# To-do list
(a) Answer these from the passage on quality testing for data solutions:
(i) In the example, how many of the 10 reports is the user authorized to see and use?
(ii) What may need to happen to extremely sensitive data?
(iii) Before what event must performance issues be reported to the appropriate teams for tuning?
(b) Carry on the passage on quality testing for data solutions, starting right after its last line.

# Passage shown
For example, a user has access to an application (authenticated / can log in), and within the application the user has access to (authorized to see and use) 3 of 10 reports (object-level security). The user is not authorized to see the other 7 reports (object-level security) and, therefore, will not have access to them. Now, within the 3 reports that the user has access to, he or she can only see data related to 1 of 5 departments (data-level security).

All object-level and data-level security needs to be validated. This includes negative testing. Not only test to make sure that users have the access they need, but testing should also ensure that users do not have access that they should not have.

Data for testing should be scrambled or redacted as appropriate to protect it.
Some extremely sensitive data may need to be filtered out entirely.
Can all the appropriate users access the application?
Are non-authorized users blocked from accessing the application?
Can user see the data they should be able to see to perform their jobs?

Performance

Performance of the data solution is important to user efficiency and user adoption. If users cannot get the results they need in a timely manner, they will look elsewhere to get what they need. Even if they have no choice, a poorly performing application will result in wasted time and dollars.

A few things to consider for ensuring quality around performance:

Application usage – is the performance acceptable? Do the results get returned in an acceptable time?
Data Integration – is the load performance acceptable?
Data processing – can the application perform all the processing it needs to do in a reasonable amount of time?
Stress Testing – how is performance with many users? How is it with a lot data?
How is performance with various selections or with no selections at all?
Is ad-hoc usage setup to be flexible but avoid rogue analyses that may cripple the system?
Is real-time analysis needed and is the application quick enough?

These items need to be validated and any issues need to be reported to the appropriate teams for performance tuning before the application is released for general usage.

Methodology

Each organization, and even each team within an organization, will have a preferred methodology for application development and change management, including how they perform QA activities.

Some things to consider include:

Get QA resources involved in projects early so that they gain an early understanding of the requirements and the solutions to assess and plan how best to test.
When appropriate, do not wait until all testing is complete before notifying development teams of issue discovered. By notifying them early, this could make the difference between your project being on-time or late.
Create a test plan and test scripts – even if they are high-level.

# Entries
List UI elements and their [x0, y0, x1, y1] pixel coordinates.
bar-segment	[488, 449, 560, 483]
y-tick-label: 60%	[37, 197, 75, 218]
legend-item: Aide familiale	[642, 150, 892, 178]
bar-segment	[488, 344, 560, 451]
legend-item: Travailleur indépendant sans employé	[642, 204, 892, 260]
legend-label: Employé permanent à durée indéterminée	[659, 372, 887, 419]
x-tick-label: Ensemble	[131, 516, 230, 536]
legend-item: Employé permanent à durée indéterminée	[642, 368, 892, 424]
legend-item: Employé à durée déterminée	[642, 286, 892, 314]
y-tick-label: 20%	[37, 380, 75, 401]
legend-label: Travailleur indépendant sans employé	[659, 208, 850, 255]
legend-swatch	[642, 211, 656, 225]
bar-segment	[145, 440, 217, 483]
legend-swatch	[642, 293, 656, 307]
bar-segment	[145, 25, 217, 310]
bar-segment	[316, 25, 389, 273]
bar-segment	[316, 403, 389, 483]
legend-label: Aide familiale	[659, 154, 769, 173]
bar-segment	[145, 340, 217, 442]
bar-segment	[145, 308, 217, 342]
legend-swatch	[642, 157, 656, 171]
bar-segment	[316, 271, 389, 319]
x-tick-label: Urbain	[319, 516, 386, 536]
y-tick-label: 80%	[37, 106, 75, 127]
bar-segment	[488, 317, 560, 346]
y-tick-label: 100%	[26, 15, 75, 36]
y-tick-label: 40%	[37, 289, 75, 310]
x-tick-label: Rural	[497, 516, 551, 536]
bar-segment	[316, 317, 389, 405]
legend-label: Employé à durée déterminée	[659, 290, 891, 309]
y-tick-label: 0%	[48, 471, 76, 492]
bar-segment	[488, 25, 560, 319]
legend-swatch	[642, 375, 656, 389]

# Results
(a)
(i) 3
(ii) It may need to be filtered out entirely.
(iii) Before the application is released for general usage.

(b)
Where possible, execute tasks in an agile, iterative manner.
Each environment will have unique rules and guidelines that need to be validated. For example, your application may have a special naming convention, color & font guidelines, special metadata items, and more. You need to validate that these rules and guidelines are followed.
Use a checklist to ensure that you validate with consistency from deliverable to deliverable
When the solution being developed is replacing an existing system or dataset, use the new and old solutions in parallel to validate the new against the old.
Document test results. All testing participants should document what has been tested and the results. This may be as simple as a checkmark or a “Done” status, but may also include things like data entered, screenshots, results, errors, and more.
Update the appropriate tracking tools (such as your SDLC or Change Management tools) to document changes and validation. These tools will vary from company to company, but it is best to have a trail of the development, testing, and release to production.
For each company and application, there will a specific, unique set of things that will need to be done. It is best if you have a standard test plan or test checklist to help you confirm that you have tested all important aspects and scenarios of the application.

This is not an all-encompassing coverage of Quality Assurance for data solutions, but I hope the article gives you enough information to get started or tips for improving what you currently have in place. You can share your questions, thoughts and input via comments to this post. Thanks for reading!

BI Administration, Business Intelligence Platform, Database Administration, Databases October 26, 2019

BI Application getting ORA-00257 Error

One day this week, we got the following error showing up on our BI dashboards.
“ORA-00257: Archiver error. Connect AS SYSDBA only until resolved.”
This is an Oracle database error (which you may guess based on the “ORA”), and not an error directly from BI application.

If you get this error, it means that the database redo logs are filled up, and cannot be archived due to lack of space on the designated archive area or some other issue. In our case, the “some other issue” was caused by some issues with “commvault”, a software application used for data backup and recovery, among other things.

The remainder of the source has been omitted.